The first desideratum, consequently, is to specify a mechanism which is both plausible on general metaphysical grounds and adequate to generate the many-many structure.


The many-many relationship will be divided into two separable components: the one-many relation of "compositional plasticity" or "multiple realization" whereby a given higher-level property can be realized by any number of distinct lower-level state types (Putnam, 1960, 1967; Fodor, 1974; Boyd, 1980); and the converse many-one relation of "context sensitivity" or "multiple realization complement" whereby a given lower-level property can serve to realize any number of distinct higher-level state types (Richardson, 1979, pp. 550-55; Block and Fodor, 1980, p. 239; Macdonald, 1989, p. 38; Kincaid, 1990, p. 577; Gasper, 1992, p. 668; Endicott, 1994).(3)

Viewing matters in terms of multiple realization and its complement, moreover, commits one to a specific metaphysical mechanism--that of realization. Two features are particularly relevant to generating a many-many structure and will be selected for attention: "levelhood" and "property-to-property determination." (For other suggested details on realization, see Tye, 1995, pp. 41-50.)

First, unlike causation and other determinative relations, realization is a purely inter-level affair.(4) Higher-level properties are realized by the lower-level types, all in keeping with multi-leveled science, and, happily for present purposes, the targeted inter-theoretic many-many mappings. Yet the notion of a "level" has itself been defined in various ways--in terms of mereology, a difference in patterns of nomic generalization, a form of supervenience between adjoining domains, or a combination of these intermixed with a reiterated role/occupant distinction--and disagreements about their overall significance abound (see Wimsatt, 1976, pp. 237-42; Lycan, 1987, pp. 37-8; Crane and Mellor, 1995). So, to avoid controversy, I will leave the notion of levels as an undefined primitive, allowing various criteria to be substituted within the overall analysis.

Second, realization is typically understood so that, when a lower-level G serves to realize a higher-level F, the one must bring about or determine the other. Hence the oft-cited connection "necessarily, if G is instantiated then so is F" (Lepore and Loewer, 1989, p. 179; Tye, 1995, p. 41).(5) Yet such connections must be slightly amended if they are to underlie the many-many relation.

--- --- ---

#### [Objective A]
Please set down word for word the part of the passage on realization that begins at the words "The first desideratum, consequently, is" and stops after "668; Endicott, 1994).(3)".

Dataset entries
--- --- ---

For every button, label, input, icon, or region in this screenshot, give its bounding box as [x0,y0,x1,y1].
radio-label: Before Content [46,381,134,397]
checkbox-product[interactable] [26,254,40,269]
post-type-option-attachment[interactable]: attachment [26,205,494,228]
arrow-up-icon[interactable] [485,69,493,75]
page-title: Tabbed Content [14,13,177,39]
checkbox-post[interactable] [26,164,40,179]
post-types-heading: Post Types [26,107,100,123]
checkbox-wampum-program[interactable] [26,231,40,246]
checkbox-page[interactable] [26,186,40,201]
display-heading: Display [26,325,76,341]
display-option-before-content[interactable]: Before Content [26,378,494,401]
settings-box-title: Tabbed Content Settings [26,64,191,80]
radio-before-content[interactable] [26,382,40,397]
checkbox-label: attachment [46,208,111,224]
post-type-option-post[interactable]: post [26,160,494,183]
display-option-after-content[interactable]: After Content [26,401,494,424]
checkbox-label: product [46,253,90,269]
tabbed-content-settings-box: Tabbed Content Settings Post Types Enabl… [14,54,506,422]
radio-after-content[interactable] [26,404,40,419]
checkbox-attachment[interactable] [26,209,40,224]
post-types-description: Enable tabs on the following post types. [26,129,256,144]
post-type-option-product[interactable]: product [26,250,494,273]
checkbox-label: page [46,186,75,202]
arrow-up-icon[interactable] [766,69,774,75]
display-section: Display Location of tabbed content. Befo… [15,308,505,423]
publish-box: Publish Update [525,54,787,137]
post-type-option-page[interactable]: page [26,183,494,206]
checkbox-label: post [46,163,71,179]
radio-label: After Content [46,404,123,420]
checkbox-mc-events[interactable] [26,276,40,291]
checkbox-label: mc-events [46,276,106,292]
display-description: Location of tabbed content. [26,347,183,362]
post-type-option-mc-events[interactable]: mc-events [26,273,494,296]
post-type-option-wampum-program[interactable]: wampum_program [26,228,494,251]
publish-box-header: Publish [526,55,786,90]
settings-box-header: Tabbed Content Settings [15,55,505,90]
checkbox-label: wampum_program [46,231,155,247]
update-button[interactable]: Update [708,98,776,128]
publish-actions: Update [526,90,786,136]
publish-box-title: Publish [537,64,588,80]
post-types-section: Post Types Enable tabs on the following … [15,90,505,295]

--- --- ---

#### [Objective B]
Swap "Tabbed Content" for "Tabbed Sections" in the rows that begin at the start of the rows and stop after the line that has "checkbox-post[interactable] [26,164,40,179]". Give only those lines, with everything else left unchanged.

#### [Task answer A]
The first desideratum, consequently, is to specify a mechanism which is both plausible on general metaphysical grounds and adequate to generate the many-many structure.


The many-many relationship will be divided into two separable components: the one-many relation of "compositional plasticity" or "multiple realization" whereby a given higher-level property can be realized by any number of distinct lower-level state types (Putnam, 1960, 1967; Fodor, 1974; Boyd, 1980); and the converse many-one relation of "context sensitivity" or "multiple realization complement" whereby a given lower-level property can serve to realize any number of distinct higher-level state types (Richardson, 1979, pp. 550-55; Block and Fodor, 1980, p. 239; Macdonald, 1989, p. 38; Kincaid, 1990, p. 577; Gasper, 1992, p. 668; Endicott, 1994).(3)

#### [Task answer B]
For every button, label, input, icon, or region in this screenshot, give its bounding box as [x0,y0,x1,y1].
radio-label: Before Content [46,381,134,397]
checkbox-product[interactable] [26,254,40,269]
post-type-option-attachment[interactable]: attachment [26,205,494,228]
arrow-up-icon[interactable] [485,69,493,75]
page-title: Tabbed Sections [14,13,177,39]
checkbox-post[interactable] [26,164,40,179]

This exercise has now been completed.